*Instruction:* Sift the material for lines containing "JSON", and return them.

*Data for processing:*

__________________________________________________

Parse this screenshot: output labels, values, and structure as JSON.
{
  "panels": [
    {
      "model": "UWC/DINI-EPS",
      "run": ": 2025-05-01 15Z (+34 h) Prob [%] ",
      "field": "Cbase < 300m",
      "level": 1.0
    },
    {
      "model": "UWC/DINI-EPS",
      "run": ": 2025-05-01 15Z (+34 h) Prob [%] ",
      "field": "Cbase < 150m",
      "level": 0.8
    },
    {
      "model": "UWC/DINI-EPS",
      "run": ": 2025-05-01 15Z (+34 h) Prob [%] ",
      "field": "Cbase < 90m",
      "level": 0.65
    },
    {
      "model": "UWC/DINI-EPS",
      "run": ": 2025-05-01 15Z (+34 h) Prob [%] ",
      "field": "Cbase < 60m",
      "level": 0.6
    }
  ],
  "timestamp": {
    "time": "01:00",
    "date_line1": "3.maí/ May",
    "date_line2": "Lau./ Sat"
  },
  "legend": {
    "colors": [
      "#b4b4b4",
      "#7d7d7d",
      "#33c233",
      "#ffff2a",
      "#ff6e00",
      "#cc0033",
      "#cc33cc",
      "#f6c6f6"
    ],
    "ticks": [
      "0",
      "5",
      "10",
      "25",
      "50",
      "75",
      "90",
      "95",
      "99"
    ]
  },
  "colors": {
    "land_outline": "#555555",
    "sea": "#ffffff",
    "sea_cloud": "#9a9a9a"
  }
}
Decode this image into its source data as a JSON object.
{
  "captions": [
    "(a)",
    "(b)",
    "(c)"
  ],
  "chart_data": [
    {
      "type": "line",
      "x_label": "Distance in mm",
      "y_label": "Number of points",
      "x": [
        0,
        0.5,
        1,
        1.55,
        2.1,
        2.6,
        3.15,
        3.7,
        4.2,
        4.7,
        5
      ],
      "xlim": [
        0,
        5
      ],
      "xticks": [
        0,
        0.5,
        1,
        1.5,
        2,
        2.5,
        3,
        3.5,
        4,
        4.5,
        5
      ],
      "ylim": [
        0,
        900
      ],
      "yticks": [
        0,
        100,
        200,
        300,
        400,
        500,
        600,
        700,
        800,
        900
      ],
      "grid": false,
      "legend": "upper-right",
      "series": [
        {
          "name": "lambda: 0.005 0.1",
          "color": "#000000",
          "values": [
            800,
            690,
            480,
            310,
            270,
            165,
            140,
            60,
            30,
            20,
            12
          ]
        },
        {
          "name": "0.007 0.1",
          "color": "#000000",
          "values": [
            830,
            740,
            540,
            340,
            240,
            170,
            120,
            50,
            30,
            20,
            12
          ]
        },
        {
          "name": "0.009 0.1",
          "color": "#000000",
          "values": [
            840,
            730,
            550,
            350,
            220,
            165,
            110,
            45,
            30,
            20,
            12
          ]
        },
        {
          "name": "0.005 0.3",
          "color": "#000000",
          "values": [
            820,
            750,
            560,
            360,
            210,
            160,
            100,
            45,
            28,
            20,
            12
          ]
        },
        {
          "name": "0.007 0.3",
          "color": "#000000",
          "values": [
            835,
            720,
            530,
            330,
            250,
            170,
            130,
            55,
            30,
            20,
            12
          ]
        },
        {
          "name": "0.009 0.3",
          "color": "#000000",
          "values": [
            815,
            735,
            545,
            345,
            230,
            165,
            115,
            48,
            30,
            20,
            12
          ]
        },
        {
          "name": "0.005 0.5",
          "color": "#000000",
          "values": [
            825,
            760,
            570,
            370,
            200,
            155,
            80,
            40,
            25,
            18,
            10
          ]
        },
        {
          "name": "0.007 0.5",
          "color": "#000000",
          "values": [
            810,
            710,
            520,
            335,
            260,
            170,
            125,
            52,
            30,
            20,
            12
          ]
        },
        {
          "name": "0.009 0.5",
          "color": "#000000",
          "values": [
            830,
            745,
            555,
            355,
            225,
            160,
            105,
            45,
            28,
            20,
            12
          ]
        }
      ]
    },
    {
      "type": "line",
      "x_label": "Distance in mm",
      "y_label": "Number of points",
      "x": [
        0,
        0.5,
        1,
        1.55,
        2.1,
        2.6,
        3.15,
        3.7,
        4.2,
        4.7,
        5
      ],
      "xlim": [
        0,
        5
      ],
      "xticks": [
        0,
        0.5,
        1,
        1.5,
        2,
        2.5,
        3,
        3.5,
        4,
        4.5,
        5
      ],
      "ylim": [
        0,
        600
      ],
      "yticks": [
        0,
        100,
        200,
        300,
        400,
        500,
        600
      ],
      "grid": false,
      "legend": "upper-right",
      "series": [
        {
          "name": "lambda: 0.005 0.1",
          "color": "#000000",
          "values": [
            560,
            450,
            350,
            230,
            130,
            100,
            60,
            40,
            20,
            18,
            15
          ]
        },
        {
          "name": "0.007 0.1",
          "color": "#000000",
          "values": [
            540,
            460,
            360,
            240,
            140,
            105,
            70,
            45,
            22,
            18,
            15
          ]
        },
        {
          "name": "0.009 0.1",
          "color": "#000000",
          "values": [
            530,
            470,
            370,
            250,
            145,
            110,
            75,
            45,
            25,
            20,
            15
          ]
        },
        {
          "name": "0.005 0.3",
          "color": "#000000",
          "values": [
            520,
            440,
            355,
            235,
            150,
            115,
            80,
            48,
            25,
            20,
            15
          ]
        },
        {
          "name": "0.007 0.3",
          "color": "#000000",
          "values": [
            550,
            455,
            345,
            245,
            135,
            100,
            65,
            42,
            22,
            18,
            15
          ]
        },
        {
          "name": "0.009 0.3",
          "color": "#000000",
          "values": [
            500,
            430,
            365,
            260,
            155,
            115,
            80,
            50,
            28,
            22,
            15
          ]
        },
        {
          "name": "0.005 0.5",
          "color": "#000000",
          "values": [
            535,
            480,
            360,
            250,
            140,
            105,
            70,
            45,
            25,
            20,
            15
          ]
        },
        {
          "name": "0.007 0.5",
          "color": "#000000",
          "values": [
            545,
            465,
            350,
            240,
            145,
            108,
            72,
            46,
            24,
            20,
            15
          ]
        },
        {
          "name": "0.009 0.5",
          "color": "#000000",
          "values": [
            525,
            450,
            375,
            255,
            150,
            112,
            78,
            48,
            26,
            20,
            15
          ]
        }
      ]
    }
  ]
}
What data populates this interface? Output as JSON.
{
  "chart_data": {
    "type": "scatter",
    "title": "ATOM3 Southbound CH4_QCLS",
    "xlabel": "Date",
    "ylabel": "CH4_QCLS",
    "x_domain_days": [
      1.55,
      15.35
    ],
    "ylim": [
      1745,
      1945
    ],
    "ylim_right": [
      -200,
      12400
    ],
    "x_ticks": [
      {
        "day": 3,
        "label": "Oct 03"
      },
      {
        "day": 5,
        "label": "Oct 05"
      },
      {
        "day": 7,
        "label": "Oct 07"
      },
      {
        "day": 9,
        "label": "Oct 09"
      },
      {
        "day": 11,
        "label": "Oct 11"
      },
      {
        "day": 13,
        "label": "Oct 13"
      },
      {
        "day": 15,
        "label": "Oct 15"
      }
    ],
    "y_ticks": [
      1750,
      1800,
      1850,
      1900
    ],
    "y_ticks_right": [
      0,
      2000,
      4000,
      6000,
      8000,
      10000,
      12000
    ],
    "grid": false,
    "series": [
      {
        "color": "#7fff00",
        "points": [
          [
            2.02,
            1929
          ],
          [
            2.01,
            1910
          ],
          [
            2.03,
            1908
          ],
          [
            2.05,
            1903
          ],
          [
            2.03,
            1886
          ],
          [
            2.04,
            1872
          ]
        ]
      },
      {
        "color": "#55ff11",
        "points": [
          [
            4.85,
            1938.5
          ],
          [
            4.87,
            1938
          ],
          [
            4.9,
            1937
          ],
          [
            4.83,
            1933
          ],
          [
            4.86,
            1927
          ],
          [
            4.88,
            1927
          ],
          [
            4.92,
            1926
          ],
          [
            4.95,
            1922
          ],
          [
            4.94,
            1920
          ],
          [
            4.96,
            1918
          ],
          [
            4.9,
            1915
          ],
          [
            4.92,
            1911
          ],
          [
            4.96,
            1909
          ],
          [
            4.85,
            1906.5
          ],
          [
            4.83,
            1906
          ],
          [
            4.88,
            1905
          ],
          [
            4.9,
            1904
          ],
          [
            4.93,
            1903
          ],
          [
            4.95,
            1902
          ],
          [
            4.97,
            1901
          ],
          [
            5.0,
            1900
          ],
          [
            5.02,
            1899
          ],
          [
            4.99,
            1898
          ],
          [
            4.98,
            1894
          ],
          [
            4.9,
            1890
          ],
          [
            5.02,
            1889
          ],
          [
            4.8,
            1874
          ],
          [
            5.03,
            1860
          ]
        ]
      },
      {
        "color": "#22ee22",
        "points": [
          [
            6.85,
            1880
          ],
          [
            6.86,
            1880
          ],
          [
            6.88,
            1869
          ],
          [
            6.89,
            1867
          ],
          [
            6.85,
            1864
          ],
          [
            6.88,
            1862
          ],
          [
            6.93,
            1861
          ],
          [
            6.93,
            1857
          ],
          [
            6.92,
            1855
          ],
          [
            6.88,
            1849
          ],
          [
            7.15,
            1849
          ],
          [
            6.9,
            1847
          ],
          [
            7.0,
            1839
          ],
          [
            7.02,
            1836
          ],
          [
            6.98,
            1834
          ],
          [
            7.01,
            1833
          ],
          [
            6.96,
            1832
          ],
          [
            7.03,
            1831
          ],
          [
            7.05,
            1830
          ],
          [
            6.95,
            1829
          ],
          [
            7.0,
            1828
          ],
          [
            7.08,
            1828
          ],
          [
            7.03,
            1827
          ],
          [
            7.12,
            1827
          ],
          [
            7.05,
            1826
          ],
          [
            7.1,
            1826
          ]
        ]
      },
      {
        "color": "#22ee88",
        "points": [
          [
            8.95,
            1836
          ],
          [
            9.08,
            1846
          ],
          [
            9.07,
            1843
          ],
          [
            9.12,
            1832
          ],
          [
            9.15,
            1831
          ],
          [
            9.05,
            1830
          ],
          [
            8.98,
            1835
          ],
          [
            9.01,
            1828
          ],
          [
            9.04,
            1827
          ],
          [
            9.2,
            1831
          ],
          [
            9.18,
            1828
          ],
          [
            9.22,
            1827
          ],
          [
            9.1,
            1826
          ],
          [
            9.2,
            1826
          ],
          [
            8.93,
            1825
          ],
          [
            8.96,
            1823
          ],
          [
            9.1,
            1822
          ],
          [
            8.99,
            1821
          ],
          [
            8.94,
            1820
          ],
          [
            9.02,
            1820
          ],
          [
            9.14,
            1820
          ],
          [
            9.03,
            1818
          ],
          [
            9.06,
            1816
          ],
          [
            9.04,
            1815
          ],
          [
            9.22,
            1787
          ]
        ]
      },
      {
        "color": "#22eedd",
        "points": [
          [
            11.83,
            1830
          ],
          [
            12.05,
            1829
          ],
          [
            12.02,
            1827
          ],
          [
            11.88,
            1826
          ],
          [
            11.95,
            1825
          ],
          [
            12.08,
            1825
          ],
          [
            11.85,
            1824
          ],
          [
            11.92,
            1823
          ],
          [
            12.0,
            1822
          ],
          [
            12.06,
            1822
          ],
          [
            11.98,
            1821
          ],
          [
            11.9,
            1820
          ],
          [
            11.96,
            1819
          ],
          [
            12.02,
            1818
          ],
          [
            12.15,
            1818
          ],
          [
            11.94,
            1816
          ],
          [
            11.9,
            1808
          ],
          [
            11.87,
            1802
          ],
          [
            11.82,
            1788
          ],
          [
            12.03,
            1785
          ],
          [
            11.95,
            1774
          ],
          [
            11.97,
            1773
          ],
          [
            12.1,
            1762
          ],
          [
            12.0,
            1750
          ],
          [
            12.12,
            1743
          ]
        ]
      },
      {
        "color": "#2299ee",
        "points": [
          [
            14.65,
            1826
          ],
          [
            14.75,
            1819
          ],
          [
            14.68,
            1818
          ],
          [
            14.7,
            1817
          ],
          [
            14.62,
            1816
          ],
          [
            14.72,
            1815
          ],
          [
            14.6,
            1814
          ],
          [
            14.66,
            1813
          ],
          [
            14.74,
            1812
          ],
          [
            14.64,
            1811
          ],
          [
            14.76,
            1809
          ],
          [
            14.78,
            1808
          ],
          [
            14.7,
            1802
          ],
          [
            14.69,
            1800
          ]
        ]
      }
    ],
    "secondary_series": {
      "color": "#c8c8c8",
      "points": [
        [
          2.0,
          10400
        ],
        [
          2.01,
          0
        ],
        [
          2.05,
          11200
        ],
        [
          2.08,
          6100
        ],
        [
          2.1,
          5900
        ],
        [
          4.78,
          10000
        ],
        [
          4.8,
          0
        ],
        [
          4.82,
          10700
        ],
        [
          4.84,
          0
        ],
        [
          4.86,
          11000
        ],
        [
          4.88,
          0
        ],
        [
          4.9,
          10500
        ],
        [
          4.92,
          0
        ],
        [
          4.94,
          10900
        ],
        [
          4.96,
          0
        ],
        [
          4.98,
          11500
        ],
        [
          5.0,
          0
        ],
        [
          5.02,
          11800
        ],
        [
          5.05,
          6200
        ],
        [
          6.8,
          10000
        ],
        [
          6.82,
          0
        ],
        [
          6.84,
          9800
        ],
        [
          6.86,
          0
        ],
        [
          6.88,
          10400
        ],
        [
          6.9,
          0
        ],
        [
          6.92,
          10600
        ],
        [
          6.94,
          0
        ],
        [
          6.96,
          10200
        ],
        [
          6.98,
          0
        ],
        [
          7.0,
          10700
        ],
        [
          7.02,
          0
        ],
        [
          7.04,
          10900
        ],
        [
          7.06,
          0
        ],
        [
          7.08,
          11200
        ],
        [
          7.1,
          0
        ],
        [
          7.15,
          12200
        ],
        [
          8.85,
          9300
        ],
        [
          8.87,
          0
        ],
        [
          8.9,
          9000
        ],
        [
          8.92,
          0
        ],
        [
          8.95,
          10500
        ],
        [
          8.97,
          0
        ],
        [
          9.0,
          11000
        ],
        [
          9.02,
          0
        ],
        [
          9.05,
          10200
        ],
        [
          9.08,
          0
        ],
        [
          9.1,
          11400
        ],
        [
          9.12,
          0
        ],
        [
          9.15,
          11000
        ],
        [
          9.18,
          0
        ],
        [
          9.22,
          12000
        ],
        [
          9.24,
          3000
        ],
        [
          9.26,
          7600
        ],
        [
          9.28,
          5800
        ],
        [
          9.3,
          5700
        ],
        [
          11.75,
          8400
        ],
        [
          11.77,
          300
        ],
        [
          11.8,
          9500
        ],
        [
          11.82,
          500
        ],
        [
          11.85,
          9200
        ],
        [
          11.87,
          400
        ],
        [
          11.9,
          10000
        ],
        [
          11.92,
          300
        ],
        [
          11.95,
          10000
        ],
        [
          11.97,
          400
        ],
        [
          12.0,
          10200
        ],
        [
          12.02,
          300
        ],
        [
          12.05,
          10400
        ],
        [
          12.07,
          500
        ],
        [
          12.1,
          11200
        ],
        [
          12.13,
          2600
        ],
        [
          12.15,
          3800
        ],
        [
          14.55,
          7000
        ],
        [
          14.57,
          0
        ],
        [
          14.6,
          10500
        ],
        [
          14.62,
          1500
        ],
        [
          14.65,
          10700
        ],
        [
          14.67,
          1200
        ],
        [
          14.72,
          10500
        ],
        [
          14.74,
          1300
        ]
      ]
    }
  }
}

__________________________________________________

*Solution for this problem:*
Parse this screenshot: output labels, values, and structure as JSON.
Decode this image into its source data as a JSON object.
What data populates this interface? Output as JSON.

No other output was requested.